Extract the lines of the records word for word, starting with the line containing "point bbox=[652, 162, 660, 170]" and going on through the line containing "legend-label: Millions Bushels".
******************************
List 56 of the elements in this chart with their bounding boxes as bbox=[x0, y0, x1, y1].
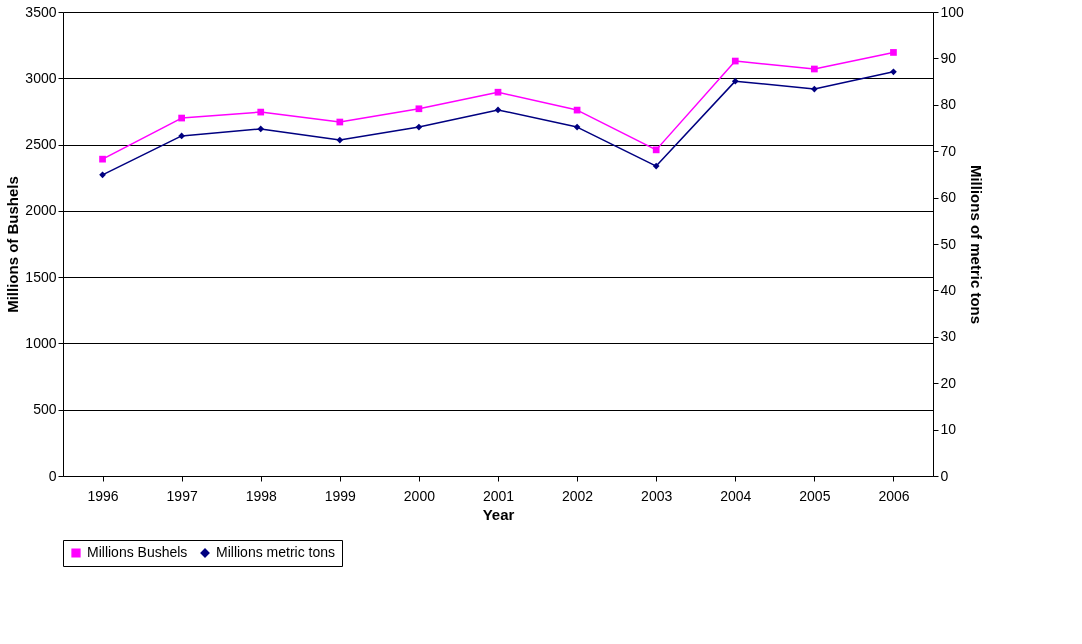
point bbox=[652, 162, 660, 170]
y2-tick-label: 70 bbox=[940, 142, 957, 159]
point bbox=[731, 57, 739, 65]
x-tick-label: 2002 bbox=[562, 487, 594, 504]
y2-tick-label: 50 bbox=[940, 235, 957, 252]
y-tick-label: 500 bbox=[33, 401, 57, 418]
point bbox=[811, 85, 818, 93]
y2-tick-label: 90 bbox=[940, 49, 957, 66]
y2-tick-label: 40 bbox=[940, 281, 957, 298]
point bbox=[494, 88, 502, 96]
y-tick-label: 0 bbox=[48, 467, 57, 484]
y-tick-label: 2500 bbox=[25, 136, 57, 153]
y-tick-label: 3500 bbox=[25, 3, 57, 20]
y-axis-title: Millions of Bushels bbox=[4, 176, 22, 313]
y2-tick-label: 80 bbox=[940, 96, 957, 113]
point bbox=[257, 125, 265, 133]
point bbox=[494, 106, 502, 114]
point bbox=[178, 132, 185, 140]
x-tick-label: 1997 bbox=[166, 487, 198, 504]
x-tick-label: 2000 bbox=[403, 487, 436, 504]
point bbox=[652, 146, 660, 154]
y2-tick-label: 20 bbox=[940, 374, 957, 391]
point bbox=[336, 136, 344, 144]
x-tick-label: 1996 bbox=[87, 487, 119, 504]
point bbox=[257, 108, 265, 116]
point bbox=[415, 105, 423, 113]
legend-label: Millions Bushels bbox=[87, 544, 188, 560]
x-tick-label: 2006 bbox=[878, 487, 910, 504]
x-tick-label: 2003 bbox=[641, 487, 673, 504]
legend-label: Millions metric tons bbox=[216, 544, 336, 560]
point bbox=[99, 155, 106, 163]
x-tick-label: 2001 bbox=[482, 487, 515, 504]
point bbox=[99, 171, 106, 179]
x-tick-label: 2005 bbox=[799, 487, 831, 504]
point bbox=[890, 68, 897, 76]
y2-tick-label: 100 bbox=[940, 3, 965, 20]
x-tick-label: 2004 bbox=[720, 487, 752, 504]
point bbox=[731, 77, 739, 85]
point bbox=[336, 118, 344, 126]
y2-tick-label: 10 bbox=[940, 421, 957, 438]
y-tick-label: 1500 bbox=[25, 268, 57, 285]
point bbox=[811, 65, 818, 73]
x-axis-title: Year bbox=[482, 505, 515, 523]
y2-tick-label: 0 bbox=[940, 467, 949, 484]
y-tick-label: 2000 bbox=[25, 202, 57, 219]
y2-tick-label: 30 bbox=[940, 328, 957, 345]
y-tick-label: 3000 bbox=[25, 69, 57, 86]
point bbox=[178, 114, 185, 122]
point bbox=[890, 49, 897, 56]
x-tick-label: 1998 bbox=[245, 487, 278, 504]
point bbox=[415, 123, 423, 131]
point bbox=[573, 123, 581, 131]
y-tick-label: 1000 bbox=[25, 334, 57, 351]
y2-tick-label: 60 bbox=[940, 189, 957, 206]
x-tick-label: 1999 bbox=[324, 487, 357, 504]
y2-axis-title: Millions of metric tons bbox=[967, 164, 985, 325]
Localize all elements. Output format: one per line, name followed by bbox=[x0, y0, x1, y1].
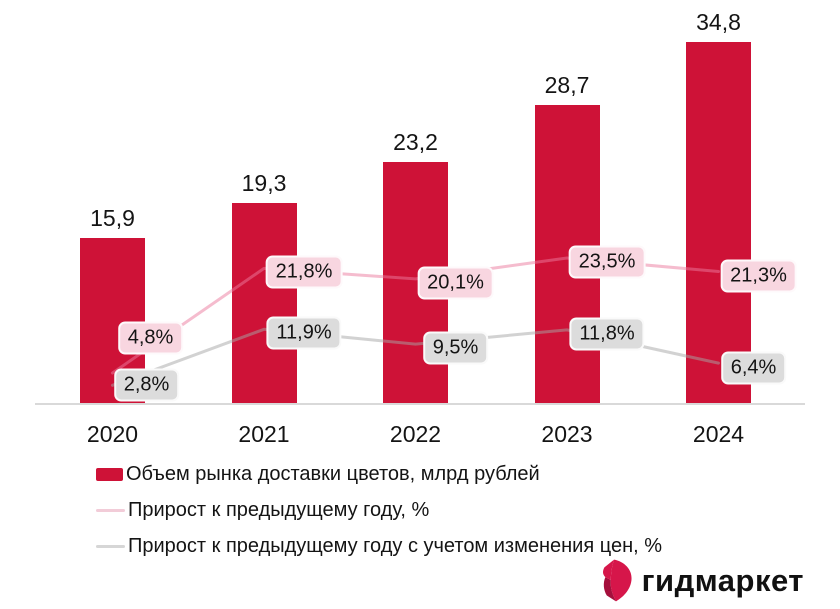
******************************
◆ **RESPONSE**:
point bbox=[652, 162, 660, 170]
y2-tick-label: 70 bbox=[940, 142, 957, 159]
point bbox=[731, 57, 739, 65]
x-tick-label: 2002 bbox=[562, 487, 594, 504]
y2-tick-label: 50 bbox=[940, 235, 957, 252]
y-tick-label: 500 bbox=[33, 401, 57, 418]
point bbox=[811, 85, 818, 93]
y2-tick-label: 90 bbox=[940, 49, 957, 66]
y2-tick-label: 40 bbox=[940, 281, 957, 298]
point bbox=[494, 88, 502, 96]
y-tick-label: 0 bbox=[48, 467, 57, 484]
y-tick-label: 2500 bbox=[25, 136, 57, 153]
y-tick-label: 3500 bbox=[25, 3, 57, 20]
y-axis-title: Millions of Bushels bbox=[4, 176, 22, 313]
y2-tick-label: 80 bbox=[940, 96, 957, 113]
point bbox=[257, 125, 265, 133]
point bbox=[494, 106, 502, 114]
point bbox=[178, 132, 185, 140]
x-tick-label: 1997 bbox=[166, 487, 198, 504]
x-tick-label: 2000 bbox=[403, 487, 436, 504]
point bbox=[652, 146, 660, 154]
y2-tick-label: 20 bbox=[940, 374, 957, 391]
point bbox=[336, 136, 344, 144]
x-tick-label: 1996 bbox=[87, 487, 119, 504]
point bbox=[257, 108, 265, 116]
point bbox=[415, 105, 423, 113]
legend-label: Millions Bushels bbox=[87, 544, 188, 560]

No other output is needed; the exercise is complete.